◆ Exercise prompt ◆
Filter the records below down to lines containing "JSON".

◆ Working data ◆
— BEGIN —
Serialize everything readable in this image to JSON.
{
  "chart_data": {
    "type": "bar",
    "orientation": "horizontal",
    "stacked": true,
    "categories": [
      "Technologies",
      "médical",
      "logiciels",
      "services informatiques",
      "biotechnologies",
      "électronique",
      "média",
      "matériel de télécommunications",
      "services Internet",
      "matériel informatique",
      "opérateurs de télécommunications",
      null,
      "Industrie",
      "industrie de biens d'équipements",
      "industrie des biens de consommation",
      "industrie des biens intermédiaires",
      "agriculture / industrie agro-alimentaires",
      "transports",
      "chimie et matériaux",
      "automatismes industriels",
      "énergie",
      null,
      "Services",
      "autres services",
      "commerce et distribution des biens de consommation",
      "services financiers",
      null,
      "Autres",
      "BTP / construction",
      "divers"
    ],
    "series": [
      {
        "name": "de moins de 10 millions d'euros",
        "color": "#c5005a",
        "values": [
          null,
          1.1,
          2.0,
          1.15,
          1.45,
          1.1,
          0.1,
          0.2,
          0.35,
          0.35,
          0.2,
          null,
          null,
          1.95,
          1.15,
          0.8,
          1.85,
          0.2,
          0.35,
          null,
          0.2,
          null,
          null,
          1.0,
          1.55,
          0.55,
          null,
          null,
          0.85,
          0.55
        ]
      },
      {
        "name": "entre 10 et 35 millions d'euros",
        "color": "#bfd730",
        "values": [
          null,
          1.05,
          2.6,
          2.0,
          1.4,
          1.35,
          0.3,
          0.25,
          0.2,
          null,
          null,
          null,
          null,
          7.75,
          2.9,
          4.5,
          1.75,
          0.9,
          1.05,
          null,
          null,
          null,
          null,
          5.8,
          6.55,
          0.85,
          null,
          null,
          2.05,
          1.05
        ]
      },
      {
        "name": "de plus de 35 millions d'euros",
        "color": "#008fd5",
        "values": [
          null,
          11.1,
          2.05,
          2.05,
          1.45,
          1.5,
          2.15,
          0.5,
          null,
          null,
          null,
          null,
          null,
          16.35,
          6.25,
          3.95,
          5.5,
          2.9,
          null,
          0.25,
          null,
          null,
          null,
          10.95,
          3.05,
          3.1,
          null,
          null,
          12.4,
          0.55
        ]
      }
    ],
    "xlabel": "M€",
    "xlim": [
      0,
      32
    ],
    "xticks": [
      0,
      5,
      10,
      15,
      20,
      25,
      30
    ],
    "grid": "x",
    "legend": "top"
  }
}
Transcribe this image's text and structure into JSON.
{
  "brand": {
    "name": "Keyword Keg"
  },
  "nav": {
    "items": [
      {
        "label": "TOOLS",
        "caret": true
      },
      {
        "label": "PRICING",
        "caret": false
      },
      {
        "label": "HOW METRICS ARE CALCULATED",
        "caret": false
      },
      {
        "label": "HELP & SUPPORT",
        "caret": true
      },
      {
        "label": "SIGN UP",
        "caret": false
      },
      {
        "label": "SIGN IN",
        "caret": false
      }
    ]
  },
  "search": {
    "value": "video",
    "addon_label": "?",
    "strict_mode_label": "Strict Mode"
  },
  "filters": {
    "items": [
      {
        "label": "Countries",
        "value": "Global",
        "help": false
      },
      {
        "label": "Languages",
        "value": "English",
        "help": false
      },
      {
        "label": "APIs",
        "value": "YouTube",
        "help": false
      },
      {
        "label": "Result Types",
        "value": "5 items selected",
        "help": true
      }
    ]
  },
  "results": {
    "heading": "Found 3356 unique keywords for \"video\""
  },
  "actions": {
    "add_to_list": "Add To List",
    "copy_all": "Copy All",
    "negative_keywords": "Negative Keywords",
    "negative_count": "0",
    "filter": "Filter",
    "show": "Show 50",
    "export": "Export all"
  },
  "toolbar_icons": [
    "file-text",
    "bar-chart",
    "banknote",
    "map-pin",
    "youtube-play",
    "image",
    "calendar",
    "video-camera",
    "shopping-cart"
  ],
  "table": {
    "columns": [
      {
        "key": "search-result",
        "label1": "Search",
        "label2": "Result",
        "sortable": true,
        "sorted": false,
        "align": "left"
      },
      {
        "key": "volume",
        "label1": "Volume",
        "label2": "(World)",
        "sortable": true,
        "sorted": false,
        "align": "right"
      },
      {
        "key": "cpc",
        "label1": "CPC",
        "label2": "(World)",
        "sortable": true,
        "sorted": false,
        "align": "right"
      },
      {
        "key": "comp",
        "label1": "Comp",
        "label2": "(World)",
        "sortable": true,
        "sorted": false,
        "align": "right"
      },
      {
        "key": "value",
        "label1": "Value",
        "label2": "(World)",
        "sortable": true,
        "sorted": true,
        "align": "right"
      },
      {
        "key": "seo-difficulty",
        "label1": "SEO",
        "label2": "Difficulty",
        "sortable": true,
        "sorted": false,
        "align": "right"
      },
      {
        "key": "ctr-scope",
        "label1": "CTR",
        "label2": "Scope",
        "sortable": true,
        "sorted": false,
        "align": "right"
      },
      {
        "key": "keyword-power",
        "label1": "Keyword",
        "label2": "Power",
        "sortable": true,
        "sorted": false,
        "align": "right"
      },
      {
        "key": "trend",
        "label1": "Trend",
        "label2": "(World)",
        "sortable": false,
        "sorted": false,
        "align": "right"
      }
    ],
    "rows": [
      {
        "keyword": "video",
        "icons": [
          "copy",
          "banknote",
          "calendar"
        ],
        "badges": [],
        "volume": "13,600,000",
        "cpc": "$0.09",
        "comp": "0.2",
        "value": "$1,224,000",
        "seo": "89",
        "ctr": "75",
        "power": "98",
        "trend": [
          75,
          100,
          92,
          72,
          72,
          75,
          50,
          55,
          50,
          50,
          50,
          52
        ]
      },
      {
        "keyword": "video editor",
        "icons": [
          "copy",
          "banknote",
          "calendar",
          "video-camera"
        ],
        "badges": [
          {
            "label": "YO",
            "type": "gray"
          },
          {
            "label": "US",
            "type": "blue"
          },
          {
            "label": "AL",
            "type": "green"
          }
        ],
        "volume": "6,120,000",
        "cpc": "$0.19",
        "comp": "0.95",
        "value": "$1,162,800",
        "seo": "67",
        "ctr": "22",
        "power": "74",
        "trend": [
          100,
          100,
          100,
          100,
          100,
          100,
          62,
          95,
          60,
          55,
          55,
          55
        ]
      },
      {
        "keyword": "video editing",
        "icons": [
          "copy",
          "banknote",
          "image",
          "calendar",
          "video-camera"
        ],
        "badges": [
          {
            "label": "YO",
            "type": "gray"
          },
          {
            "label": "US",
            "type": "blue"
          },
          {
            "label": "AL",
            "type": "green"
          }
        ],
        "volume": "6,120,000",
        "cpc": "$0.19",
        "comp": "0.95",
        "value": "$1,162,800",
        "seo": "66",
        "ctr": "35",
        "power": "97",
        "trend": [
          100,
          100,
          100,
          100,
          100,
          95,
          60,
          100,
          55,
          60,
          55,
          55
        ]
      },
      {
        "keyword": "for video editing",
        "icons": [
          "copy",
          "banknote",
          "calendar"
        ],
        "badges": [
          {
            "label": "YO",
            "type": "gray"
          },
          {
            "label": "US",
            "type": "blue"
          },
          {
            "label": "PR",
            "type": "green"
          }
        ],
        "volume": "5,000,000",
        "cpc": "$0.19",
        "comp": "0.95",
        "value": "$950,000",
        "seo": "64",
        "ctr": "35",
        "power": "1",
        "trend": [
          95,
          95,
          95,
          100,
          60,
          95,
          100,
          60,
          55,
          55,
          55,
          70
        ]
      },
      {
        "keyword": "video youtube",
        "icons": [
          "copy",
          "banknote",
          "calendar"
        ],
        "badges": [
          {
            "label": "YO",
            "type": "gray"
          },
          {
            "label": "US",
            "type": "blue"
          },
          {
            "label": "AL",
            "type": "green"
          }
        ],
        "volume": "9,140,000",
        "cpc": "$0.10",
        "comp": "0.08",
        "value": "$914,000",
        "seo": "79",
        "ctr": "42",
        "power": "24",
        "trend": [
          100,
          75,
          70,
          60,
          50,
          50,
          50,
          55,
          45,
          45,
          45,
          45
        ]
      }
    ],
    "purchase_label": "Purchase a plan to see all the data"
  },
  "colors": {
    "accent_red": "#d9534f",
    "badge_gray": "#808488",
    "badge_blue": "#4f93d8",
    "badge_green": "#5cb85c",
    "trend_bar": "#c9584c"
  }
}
— END —
◆ Written reply ◆
Serialize everything readable in this image to JSON.
Transcribe this image's text and structure into JSON.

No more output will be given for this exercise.